* _GOAL_
Can you output the records below exactly as they are written?

[Dataset items]
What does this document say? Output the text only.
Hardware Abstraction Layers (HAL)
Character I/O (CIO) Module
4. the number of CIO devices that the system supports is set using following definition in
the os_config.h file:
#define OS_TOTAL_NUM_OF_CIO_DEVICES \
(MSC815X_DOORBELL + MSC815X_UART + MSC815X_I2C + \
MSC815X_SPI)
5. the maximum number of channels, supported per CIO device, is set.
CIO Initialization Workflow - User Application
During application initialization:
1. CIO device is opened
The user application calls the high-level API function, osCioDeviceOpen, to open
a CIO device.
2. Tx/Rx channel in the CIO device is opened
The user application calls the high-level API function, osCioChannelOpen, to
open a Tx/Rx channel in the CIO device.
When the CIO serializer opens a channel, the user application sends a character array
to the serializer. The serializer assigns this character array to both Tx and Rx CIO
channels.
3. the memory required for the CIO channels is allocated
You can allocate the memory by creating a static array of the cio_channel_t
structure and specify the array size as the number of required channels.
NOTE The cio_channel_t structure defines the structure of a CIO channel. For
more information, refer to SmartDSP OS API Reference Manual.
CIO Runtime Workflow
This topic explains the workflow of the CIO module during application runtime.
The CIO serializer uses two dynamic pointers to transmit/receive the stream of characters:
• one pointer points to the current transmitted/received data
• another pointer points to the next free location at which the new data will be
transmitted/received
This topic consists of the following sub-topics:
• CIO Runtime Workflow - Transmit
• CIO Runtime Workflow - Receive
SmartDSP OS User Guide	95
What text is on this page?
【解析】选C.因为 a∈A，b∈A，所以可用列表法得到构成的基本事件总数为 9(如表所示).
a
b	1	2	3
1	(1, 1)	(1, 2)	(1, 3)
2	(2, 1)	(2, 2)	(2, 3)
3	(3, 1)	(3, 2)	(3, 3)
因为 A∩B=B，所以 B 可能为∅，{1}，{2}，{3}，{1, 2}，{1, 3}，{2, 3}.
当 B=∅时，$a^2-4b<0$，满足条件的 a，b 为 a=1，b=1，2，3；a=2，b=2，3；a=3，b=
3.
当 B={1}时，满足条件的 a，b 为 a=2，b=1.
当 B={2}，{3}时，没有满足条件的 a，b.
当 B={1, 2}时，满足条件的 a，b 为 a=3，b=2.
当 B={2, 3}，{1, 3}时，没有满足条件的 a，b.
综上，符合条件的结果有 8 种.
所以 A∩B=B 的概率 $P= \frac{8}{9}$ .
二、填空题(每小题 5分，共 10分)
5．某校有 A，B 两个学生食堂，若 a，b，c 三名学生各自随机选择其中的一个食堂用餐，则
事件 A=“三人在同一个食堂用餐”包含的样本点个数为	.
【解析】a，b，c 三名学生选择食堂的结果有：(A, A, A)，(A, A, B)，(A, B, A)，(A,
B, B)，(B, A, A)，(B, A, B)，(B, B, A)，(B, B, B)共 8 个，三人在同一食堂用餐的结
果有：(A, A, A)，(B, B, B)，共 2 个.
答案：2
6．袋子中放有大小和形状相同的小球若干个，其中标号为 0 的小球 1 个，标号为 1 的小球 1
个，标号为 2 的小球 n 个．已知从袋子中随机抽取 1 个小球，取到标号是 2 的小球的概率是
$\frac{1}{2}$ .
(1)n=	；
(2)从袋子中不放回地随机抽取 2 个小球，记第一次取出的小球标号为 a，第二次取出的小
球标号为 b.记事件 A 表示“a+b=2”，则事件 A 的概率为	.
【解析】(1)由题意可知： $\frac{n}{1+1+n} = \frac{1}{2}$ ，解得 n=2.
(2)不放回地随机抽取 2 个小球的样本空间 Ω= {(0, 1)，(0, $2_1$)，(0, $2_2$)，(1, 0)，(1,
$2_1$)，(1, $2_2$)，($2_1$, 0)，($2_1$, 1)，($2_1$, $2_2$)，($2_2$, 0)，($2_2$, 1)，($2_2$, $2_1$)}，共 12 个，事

* _SOLUTION BELOW_
What does this document say? Output the text only.
Hardware Abstraction Layers (HAL)
Character I/O (CIO) Module
4. the number of CIO devices that the system supports is set using following definition in
the os_config.h file:
#define OS_TOTAL_NUM_OF_CIO_DEVICES \
(MSC815X_DOORBELL + MSC815X_UART + MSC815X_I2C + \
MSC815X_SPI)
5. the maximum number of channels, supported per CIO device, is set.
CIO Initialization Workflow - User Application
During application initialization:
1. CIO device is opened
The user application calls the high-level API function, osCioDeviceOpen, to open
a CIO device.
2. Tx/Rx channel in the CIO device is opened
The user application calls the high-level API function, osCioChannelOpen, to
open a Tx/Rx channel in the CIO device.
When the CIO serializer opens a channel, the user application sends a character array
to the serializer. The serializer assigns this character array to both Tx and Rx CIO
channels.
3. the memory required for the CIO channels is allocated
You can allocate the memory by creating a static array of the cio_channel_t
structure and specify the array size as the number of required channels.
NOTE The cio_channel_t structure defines the structure of a CIO channel. For
more information, refer to SmartDSP OS API Reference Manual.
CIO Runtime Workflow
This topic explains the workflow of the CIO module during application runtime.
The CIO serializer uses two dynamic pointers to transmit/receive the stream of characters:
• one pointer points to the current transmitted/received data
• another pointer points to the next free location at which the new data will be
transmitted/received
This topic consists of the following sub-topics:
• CIO Runtime Workflow - Transmit
• CIO Runtime Workflow - Receive
SmartDSP OS User Guide	95
What text is on this page?
【解析】选C.因为 a∈A，b∈A，所以可用列表法得到构成的基本事件总数为 9(如表所示).
a
b	1	2	3
1	(1, 1)	(1, 2)	(1, 3)
2	(2, 1)	(2, 2)	(2, 3)
3	(3, 1)	(3, 2)	(3, 3)
因为 A∩B=B，所以 B 可能为∅，{1}，{2}，{3}，{1, 2}，{1, 3}，{2, 3}.
当 B=∅时，$a^2-4b<0$，满足条件的 a，b 为 a=1，b=1，2，3；a=2，b=2，3；a=3，b=
3.
当 B={1}时，满足条件的 a，b 为 a=2，b=1.
当 B={2}，{3}时，没有满足条件的 a，b.
当 B={1, 2}时，满足条件的 a，b 为 a=3，b=2.
当 B={2, 3}，{1, 3}时，没有满足条件的 a，b.
综上，符合条件的结果有 8 种.
所以 A∩B=B 的概率 $P= \frac{8}{9}$ .
二、填空题(每小题 5分，共 10分)
5．某校有 A，B 两个学生食堂，若 a，b，c 三名学生各自随机选择其中的一个食堂用餐，则
事件 A=“三人在同一个食堂用餐”包含的样本点个数为	.
【解析】a，b，c 三名学生选择食堂的结果有：(A, A, A)，(A, A, B)，(A, B, A)，(A,
B, B)，(B, A, A)，(B, A, B)，(B, B, A)，(B, B, B)共 8 个，三人在同一食堂用餐的结
果有：(A, A, A)，(B, B, B)，共 2 个.
答案：2
6．袋子中放有大小和形状相同的小球若干个，其中标号为 0 的小球 1 个，标号为 1 的小球 1
个，标号为 2 的小球 n 个．已知从袋子中随机抽取 1 个小球，取到标号是 2 的小球的概率是
$\frac{1}{2}$ .
(1)n=	；
(2)从袋子中不放回地随机抽取 2 个小球，记第一次取出的小球标号为 a，第二次取出的小
球标号为 b.记事件 A 表示“a+b=2”，则事件 A 的概率为	.
【解析】(1)由题意可知： $\frac{n}{1+1+n} = \frac{1}{2}$ ，解得 n=2.
(2)不放回地随机抽取 2 个小球的样本空间 Ω= {(0, 1)，(0, $2_1$)，(0, $2_2$)，(1, 0)，(1,
$2_1$)，(1, $2_2$)，($2_1$, 0)，($2_1$, 1)，($2_1$, $2_2$)，($2_2$, 0)，($2_2$, 1)，($2_2$, $2_1$)}，共 12 个，事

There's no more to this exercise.